• **OBJECTIVE**
Quote the entries in full, character for character, without their images.

*** TASK INPUT ***

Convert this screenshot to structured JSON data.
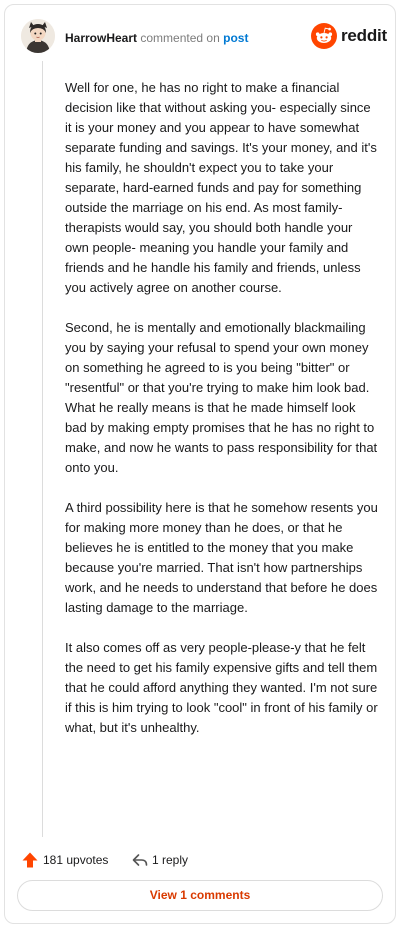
{
  "comment": {
    "author": "HarrowHeart",
    "action_text": "commented on",
    "target_link": "post",
    "paragraphs": [
      "Well for one, he has no right to make a financial decision like that without asking you- especially since it is your money and you appear to have somewhat separate funding and savings. It's your money, and it's his family, he shouldn't expect you to take your separate, hard-earned funds and pay for something outside the marriage on his end. As most family-therapists would say, you should both handle your own people- meaning you handle your family and friends and he handle his family and friends, unless you actively agree on another course.",
      "Second, he is mentally and emotionally blackmailing you by saying your refusal to spend your own money on something he agreed to is you being \"bitter\" or \"resentful\" or that you're trying to make him look bad. What he really means is that he made himself look bad by making empty promises that he has no right to make, and now he wants to pass responsibility for that onto you.",
      "A third possibility here is that he somehow resents you for making more money than he does, or that he believes he is entitled to the money that you make because you're married. That isn't how partnerships work, and he needs to understand that before he does lasting damage to the marriage.",
      "It also comes off as very people-please-y that he felt the need to get his family expensive gifts and tell them that he could afford anything they wanted. I'm not sure if this is him trying to look \"cool\" in front of his family or what, but it's unhealthy."
    ],
    "upvotes_label": "181 upvotes",
    "reply_label": "1 reply",
    "view_comments_label": "View 1 comments"
  },
  "brand": {
    "wordmark": "reddit",
    "icon": "reddit-snoo-icon"
  },
  "icons": {
    "upvote": "upvote-arrow-icon",
    "reply": "reply-arrow-icon",
    "avatar": "user-avatar"
  },
  "colors": {
    "brand_orange": "#ff4500",
    "link_blue": "#0079d3",
    "button_text": "#d93a00",
    "text": "#1a1a1b",
    "muted": "#7c7c7c"
  }
}
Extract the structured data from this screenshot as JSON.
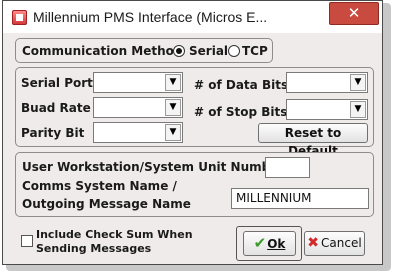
{
  "window": {
    "title": "Millennium PMS Interface (Micros E...",
    "close_glyph": "✕",
    "icon": "app-icon"
  },
  "communication": {
    "label": "Communication Method",
    "options": [
      {
        "label": "Serial",
        "selected": true
      },
      {
        "label": "TCP",
        "selected": false
      }
    ]
  },
  "serial": {
    "port_label": "Serial Port",
    "port_value": "",
    "baud_label": "Buad Rate",
    "baud_value": "",
    "parity_label": "Parity Bit",
    "parity_value": "",
    "data_bits_label": "# of Data Bits",
    "data_bits_value": "",
    "stop_bits_label": "# of Stop Bits",
    "stop_bits_value": "",
    "reset_label": "Reset to Default",
    "dropdown_glyph": "▼"
  },
  "system": {
    "workstation_label": "User Workstation/System Unit Number",
    "workstation_value": "",
    "comms_name_label_line1": "Comms System Name /",
    "comms_name_label_line2": "Outgoing Message Name",
    "comms_name_value": "MILLENNIUM"
  },
  "footer": {
    "checksum_label_line1": "Include Check Sum When",
    "checksum_label_line2": "Sending Messages",
    "checksum_checked": false,
    "ok_label": "Ok",
    "ok_glyph": "✔",
    "cancel_label": "Cancel",
    "cancel_glyph": "✖"
  },
  "colors": {
    "close_red": "#c94a3e",
    "ok_check_green": "#3a9a2a",
    "cancel_red": "#d22a2a",
    "dialog_bg": "#f0ebeb"
  }
}
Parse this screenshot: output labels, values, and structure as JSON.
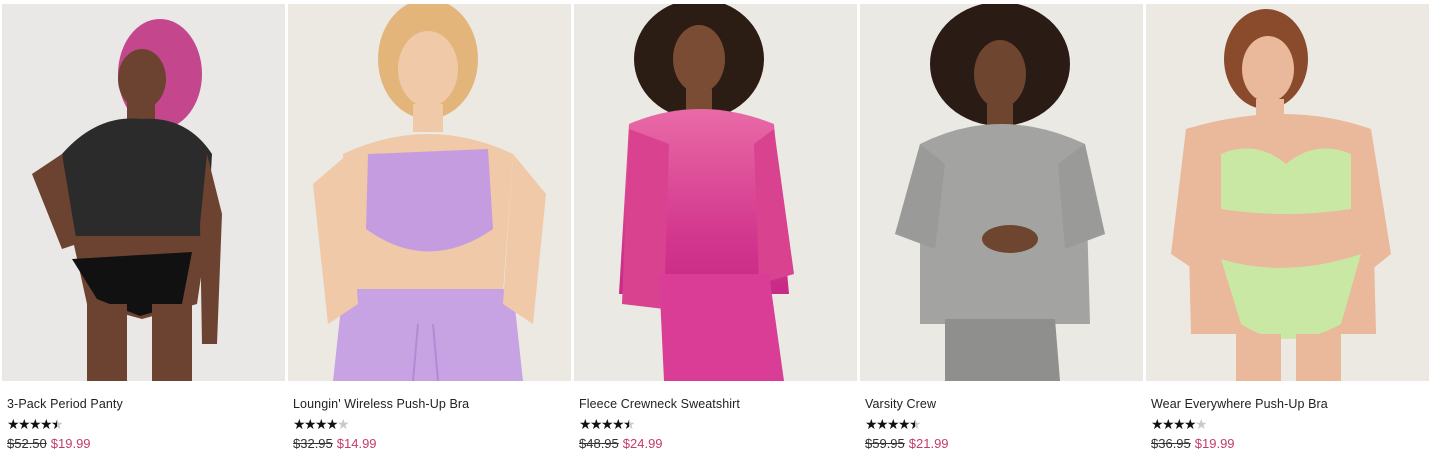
{
  "products": [
    {
      "name": "3-Pack Period Panty",
      "rating": 4.5,
      "original_price": "$52.50",
      "sale_price": "$19.99",
      "image": "model-tied-black-tee-black-panty"
    },
    {
      "name": "Loungin' Wireless Push-Up Bra",
      "rating": 4,
      "original_price": "$32.95",
      "sale_price": "$14.99",
      "image": "model-lilac-bra-lilac-joggers"
    },
    {
      "name": "Fleece Crewneck Sweatshirt",
      "rating": 4.5,
      "original_price": "$48.95",
      "sale_price": "$24.99",
      "image": "model-pink-ombre-sweatshirt"
    },
    {
      "name": "Varsity Crew",
      "rating": 4.5,
      "original_price": "$59.95",
      "sale_price": "$21.99",
      "image": "model-grey-marl-crew"
    },
    {
      "name": "Wear Everywhere Push-Up Bra",
      "rating": 4,
      "original_price": "$36.95",
      "sale_price": "$19.99",
      "image": "model-mint-lace-bra-set"
    }
  ],
  "colors": {
    "sale_price": "#c53b6c",
    "star_filled": "#111111",
    "star_empty": "#c9c9c9"
  }
}
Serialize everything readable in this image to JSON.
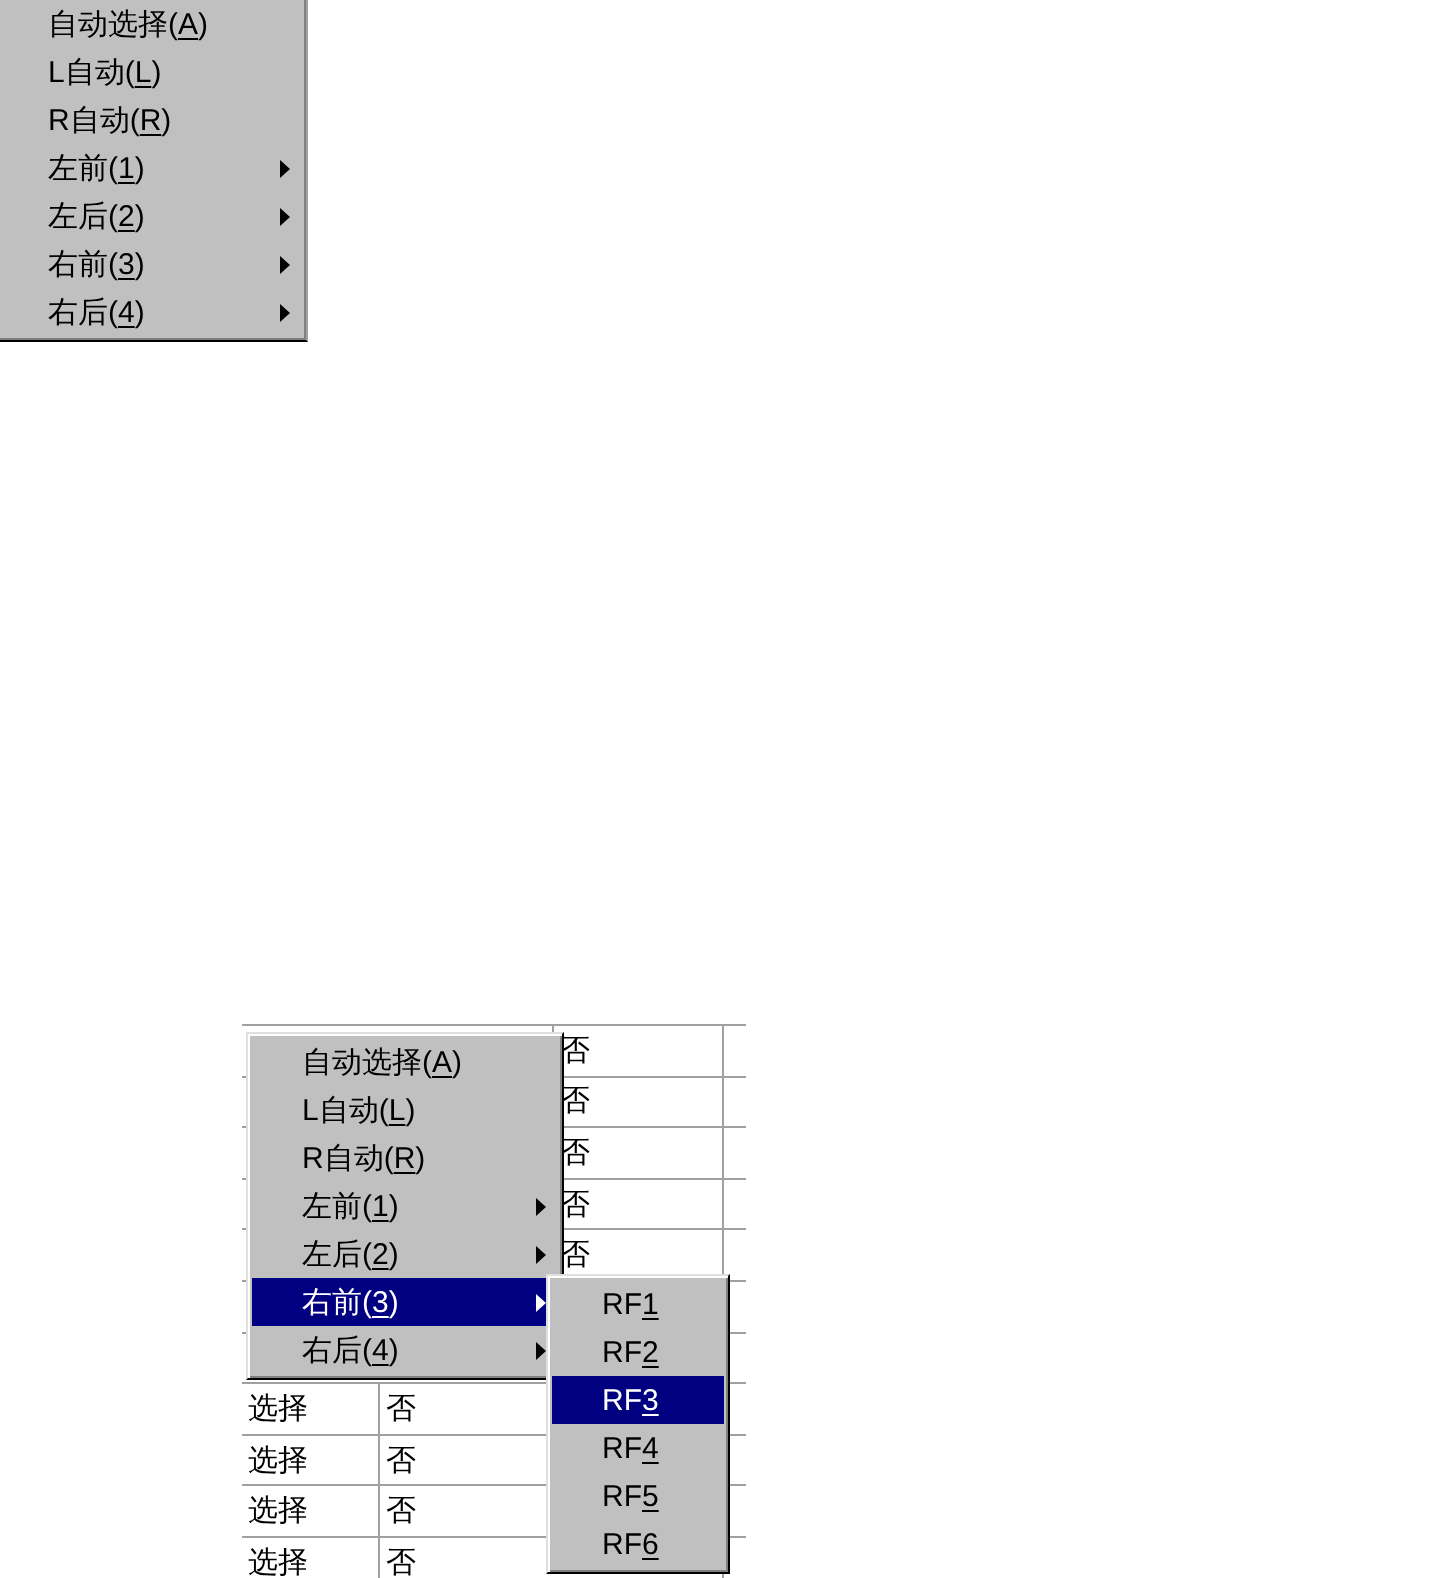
{
  "popup_menu": {
    "items": [
      {
        "label": "自动选择(",
        "access_key": "A",
        "label_end": ")",
        "has_submenu": false,
        "selected": false
      },
      {
        "label": "L自动(",
        "access_key": "L",
        "label_end": ")",
        "has_submenu": false,
        "selected": false
      },
      {
        "label": "R自动(",
        "access_key": "R",
        "label_end": ")",
        "has_submenu": false,
        "selected": false
      },
      {
        "label": "左前(",
        "access_key": "1",
        "label_end": ")",
        "has_submenu": true,
        "selected": false
      },
      {
        "label": "左后(",
        "access_key": "2",
        "label_end": ")",
        "has_submenu": true,
        "selected": false
      },
      {
        "label": "右前(",
        "access_key": "3",
        "label_end": ")",
        "has_submenu": true,
        "selected": false
      },
      {
        "label": "右后(",
        "access_key": "4",
        "label_end": ")",
        "has_submenu": true,
        "selected": false
      }
    ]
  },
  "table": {
    "rows_beside_menu": [
      {
        "column_2": "否"
      },
      {
        "column_2": "否"
      },
      {
        "column_2": "否"
      },
      {
        "column_2": "否"
      },
      {
        "column_2": "否"
      }
    ],
    "rows_below_menu": [
      {
        "column_1": "选择",
        "column_2": "否"
      },
      {
        "column_1": "选择",
        "column_2": "否"
      },
      {
        "column_1": "选择",
        "column_2": "否"
      },
      {
        "column_1": "选择",
        "column_2": "否"
      }
    ]
  },
  "context_menu": {
    "items": [
      {
        "label": "自动选择(",
        "access_key": "A",
        "label_end": ")",
        "has_submenu": false,
        "selected": false
      },
      {
        "label": "L自动(",
        "access_key": "L",
        "label_end": ")",
        "has_submenu": false,
        "selected": false
      },
      {
        "label": "R自动(",
        "access_key": "R",
        "label_end": ")",
        "has_submenu": false,
        "selected": false
      },
      {
        "label": "左前(",
        "access_key": "1",
        "label_end": ")",
        "has_submenu": true,
        "selected": false
      },
      {
        "label": "左后(",
        "access_key": "2",
        "label_end": ")",
        "has_submenu": true,
        "selected": false
      },
      {
        "label": "右前(",
        "access_key": "3",
        "label_end": ")",
        "has_submenu": true,
        "selected": true
      },
      {
        "label": "右后(",
        "access_key": "4",
        "label_end": ")",
        "has_submenu": true,
        "selected": false
      }
    ]
  },
  "submenu": {
    "items": [
      {
        "label": "RF",
        "access_key": "1",
        "selected": false
      },
      {
        "label": "RF",
        "access_key": "2",
        "selected": false
      },
      {
        "label": "RF",
        "access_key": "3",
        "selected": true
      },
      {
        "label": "RF",
        "access_key": "4",
        "selected": false
      },
      {
        "label": "RF",
        "access_key": "5",
        "selected": false
      },
      {
        "label": "RF",
        "access_key": "6",
        "selected": false
      }
    ]
  }
}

***

• **WRITTEN ANSWER**
Convert this screenshot to structured JSON data.
{
  "comment": {
    "author": "HarrowHeart",
    "action_text": "commented on",
    "target_link": "post",
    "paragraphs": [
      "Well for one, he has no right to make a financial decision like that without asking you- especially since it is your money and you appear to have somewhat separate funding and savings. It's your money, and it's his family, he shouldn't expect you to take your separate, hard-earned funds and pay for something outside the marriage on his end. As most family-therapists would say, you should both handle your own people- meaning you handle your family and friends and he handle his family and friends, unless you actively agree on another course.",
      "Second, he is mentally and emotionally blackmailing you by saying your refusal to spend your own money on something he agreed to is you being \"bitter\" or \"resentful\" or that you're trying to make him look bad. What he really means is that he made himself look bad by making empty promises that he has no right to make, and now he wants to pass responsibility for that onto you.",
      "A third possibility here is that he somehow resents you for making more money than he does, or that he believes he is entitled to the money that you make because you're married. That isn't how partnerships work, and he needs to understand that before he does lasting damage to the marriage.",
      "It also comes off as very people-please-y that he felt the need to get his family expensive gifts and tell them that he could afford anything they wanted. I'm not sure if this is him trying to look \"cool\" in front of his family or what, but it's unhealthy."
    ],
    "upvotes_label": "181 upvotes",
    "reply_label": "1 reply",
    "view_comments_label": "View 1 comments"
  },
  "brand": {
    "wordmark": "reddit",
    "icon": "reddit-snoo-icon"
  },
  "icons": {
    "upvote": "upvote-arrow-icon",
    "reply": "reply-arrow-icon",
    "avatar": "user-avatar"
  },
  "colors": {
    "brand_orange": "#ff4500",
    "link_blue": "#0079d3",
    "button_text": "#d93a00",
    "text": "#1a1a1b",
    "muted": "#7c7c7c"
  }
}
Extract the structured data from this screenshot as JSON.
{
  "window": {
    "title": "Millennium PMS Interface (Micros E...",
    "close_glyph": "✕",
    "icon": "app-icon"
  },
  "communication": {
    "label": "Communication Method",
    "options": [
      {
        "label": "Serial",
        "selected": true
      },
      {
        "label": "TCP",
        "selected": false
      }
    ]
  },
  "serial": {
    "port_label": "Serial Port",
    "port_value": "",
    "baud_label": "Buad Rate",
    "baud_value": "",
    "parity_label": "Parity Bit",
    "parity_value": "",
    "data_bits_label": "# of Data Bits",
    "data_bits_value": "",
    "stop_bits_label": "# of Stop Bits",
    "stop_bits_value": "",
    "reset_label": "Reset to Default",
    "dropdown_glyph": "▼"
  },
  "system": {
    "workstation_label": "User Workstation/System Unit Number",
    "workstation_value": "",
    "comms_name_label_line1": "Comms System Name /",
    "comms_name_label_line2": "Outgoing Message Name",
    "comms_name_value": "MILLENNIUM"
  },
  "footer": {
    "checksum_label_line1": "Include Check Sum When",
    "checksum_label_line2": "Sending Messages",
    "checksum_checked": false,
    "ok_label": "Ok",
    "ok_glyph": "✔",
    "cancel_label": "Cancel",
    "cancel_glyph": "✖"
  },
  "colors": {
    "close_red": "#c94a3e",
    "ok_check_green": "#3a9a2a",
    "cancel_red": "#d22a2a",
    "dialog_bg": "#f0ebeb"
  }
}
Parse this screenshot: output labels, values, and structure as JSON.
{
  "products": [
    {
      "name": "3-Pack Period Panty",
      "rating": 4.5,
      "original_price": "$52.50",
      "sale_price": "$19.99",
      "image": "model-tied-black-tee-black-panty"
    },
    {
      "name": "Loungin' Wireless Push-Up Bra",
      "rating": 4,
      "original_price": "$32.95",
      "sale_price": "$14.99",
      "image": "model-lilac-bra-lilac-joggers"
    },
    {
      "name": "Fleece Crewneck Sweatshirt",
      "rating": 4.5,
      "original_price": "$48.95",
      "sale_price": "$24.99",
      "image": "model-pink-ombre-sweatshirt"
    },
    {
      "name": "Varsity Crew",
      "rating": 4.5,
      "original_price": "$59.95",
      "sale_price": "$21.99",
      "image": "model-grey-marl-crew"
    },
    {
      "name": "Wear Everywhere Push-Up Bra",
      "rating": 4,
      "original_price": "$36.95",
      "sale_price": "$19.99",
      "image": "model-mint-lace-bra-set"
    }
  ],
  "colors": {
    "sale_price": "#c53b6c",
    "star_filled": "#111111",
    "star_empty": "#c9c9c9"
  }
}
Serialize everything readable in this image to JSON.
{
  "popup_menu": {
    "items": [
      {
        "label": "自动选择(",
        "access_key": "A",
        "label_end": ")",
        "has_submenu": false,
        "selected": false
      },
      {
        "label": "L自动(",
        "access_key": "L",
        "label_end": ")",
        "has_submenu": false,
        "selected": false
      },
      {
        "label": "R自动(",
        "access_key": "R",
        "label_end": ")",
        "has_submenu": false,
        "selected": false
      },
      {
        "label": "左前(",
        "access_key": "1",
        "label_end": ")",
        "has_submenu": true,
        "selected": false
      },
      {
        "label": "左后(",
        "access_key": "2",
        "label_end": ")",
        "has_submenu": true,
        "selected": false
      },
      {
        "label": "右前(",
        "access_key": "3",
        "label_end": ")",
        "has_submenu": true,
        "selected": false
      },
      {
        "label": "右后(",
        "access_key": "4",
        "label_end": ")",
        "has_submenu": true,
        "selected": false
      }
    ]
  },
  "table": {
    "rows_beside_menu": [
      {
        "column_2": "否"
      },
      {
        "column_2": "否"
      },
      {
        "column_2": "否"
      },
      {
        "column_2": "否"
      },
      {
        "column_2": "否"
      }
    ],
    "rows_below_menu": [
      {
        "column_1": "选择",
        "column_2": "否"
      },
      {
        "column_1": "选择",
        "column_2": "否"
      },
      {
        "column_1": "选择",
        "column_2": "否"
      },
      {
        "column_1": "选择",
        "column_2": "否"
      }
    ]
  },
  "context_menu": {
    "items": [
      {
        "label": "自动选择(",
        "access_key": "A",
        "label_end": ")",
        "has_submenu": false,
        "selected": false
      },
      {
        "label": "L自动(",
        "access_key": "L",
        "label_end": ")",
        "has_submenu": false,
        "selected": false
      },
      {
        "label": "R自动(",
        "access_key": "R",
        "label_end": ")",
        "has_submenu": false,
        "selected": false
      },
      {
        "label": "左前(",
        "access_key": "1",
        "label_end": ")",
        "has_submenu": true,
        "selected": false
      },
      {
        "label": "左后(",
        "access_key": "2",
        "label_end": ")",
        "has_submenu": true,
        "selected": false
      },
      {
        "label": "右前(",
        "access_key": "3",
        "label_end": ")",
        "has_submenu": true,
        "selected": true
      },
      {
        "label": "右后(",
        "access_key": "4",
        "label_end": ")",
        "has_submenu": true,
        "selected": false
      }
    ]
  },
  "submenu": {
    "items": [
      {
        "label": "RF",
        "access_key": "1",
        "selected": false
      },
      {
        "label": "RF",
        "access_key": "2",
        "selected": false
      },
      {
        "label": "RF",
        "access_key": "3",
        "selected": true
      },
      {
        "label": "RF",
        "access_key": "4",
        "selected": false
      },
      {
        "label": "RF",
        "access_key": "5",
        "selected": false
      },
      {
        "label": "RF",
        "access_key": "6",
        "selected": false
      }
    ]
  }
}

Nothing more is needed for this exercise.